— start Raw records —

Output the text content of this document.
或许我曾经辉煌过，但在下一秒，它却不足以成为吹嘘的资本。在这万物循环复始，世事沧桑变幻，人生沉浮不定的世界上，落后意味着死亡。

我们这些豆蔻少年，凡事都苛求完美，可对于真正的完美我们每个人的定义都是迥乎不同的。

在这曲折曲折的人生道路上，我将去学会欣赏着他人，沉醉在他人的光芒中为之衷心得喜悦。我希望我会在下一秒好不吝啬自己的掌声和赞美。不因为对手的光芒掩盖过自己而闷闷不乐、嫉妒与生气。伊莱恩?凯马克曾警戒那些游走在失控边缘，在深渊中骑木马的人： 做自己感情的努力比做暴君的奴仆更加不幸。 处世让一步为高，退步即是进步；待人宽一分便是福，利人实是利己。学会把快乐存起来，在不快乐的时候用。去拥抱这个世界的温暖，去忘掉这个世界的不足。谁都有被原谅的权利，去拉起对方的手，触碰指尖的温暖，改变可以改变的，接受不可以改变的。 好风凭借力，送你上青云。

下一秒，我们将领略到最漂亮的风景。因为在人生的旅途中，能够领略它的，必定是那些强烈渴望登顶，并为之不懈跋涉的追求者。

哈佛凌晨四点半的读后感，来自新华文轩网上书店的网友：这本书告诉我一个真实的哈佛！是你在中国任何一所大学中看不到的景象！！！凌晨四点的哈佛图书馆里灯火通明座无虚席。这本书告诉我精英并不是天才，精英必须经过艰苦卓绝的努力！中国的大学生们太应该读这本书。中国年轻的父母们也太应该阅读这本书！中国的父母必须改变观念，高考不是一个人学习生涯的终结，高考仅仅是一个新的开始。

— end Raw records —

■ Task instructions
Return all of the entries exactly as written.

■ The answer
Output the text content of this document.
或许我曾经辉煌过，但在下一秒，它却不足以成为吹嘘的资本。在这万物循环复始，世事沧桑变幻，人生沉浮不定的世界上，落后意味着死亡。

我们这些豆蔻少年，凡事都苛求完美，可对于真正的完美我们每个人的定义都是迥乎不同的。

在这曲折曲折的人生道路上，我将去学会欣赏着他人，沉醉在他人的光芒中为之衷心得喜悦。我希望我会在下一秒好不吝啬自己的掌声和赞美。不因为对手的光芒掩盖过自己而闷闷不乐、嫉妒与生气。伊莱恩?凯马克曾警戒那些游走在失控边缘，在深渊中骑木马的人： 做自己感情的努力比做暴君的奴仆更加不幸。 处世让一步为高，退步即是进步；待人宽一分便是福，利人实是利己。学会把快乐存起来，在不快乐的时候用。去拥抱这个世界的温暖，去忘掉这个世界的不足。谁都有被原谅的权利，去拉起对方的手，触碰指尖的温暖，改变可以改变的，接受不可以改变的。 好风凭借力，送你上青云。

下一秒，我们将领略到最漂亮的风景。因为在人生的旅途中，能够领略它的，必定是那些强烈渴望登顶，并为之不懈跋涉的追求者。

哈佛凌晨四点半的读后感，来自新华文轩网上书店的网友：这本书告诉我一个真实的哈佛！是你在中国任何一所大学中看不到的景象！！！凌晨四点的哈佛图书馆里灯火通明座无虚席。这本书告诉我精英并不是天才，精英必须经过艰苦卓绝的努力！中国的大学生们太应该读这本书。中国年轻的父母们也太应该阅读这本书！中国的父母必须改变观念，高考不是一个人学习生涯的终结，高考仅仅是一个新的开始。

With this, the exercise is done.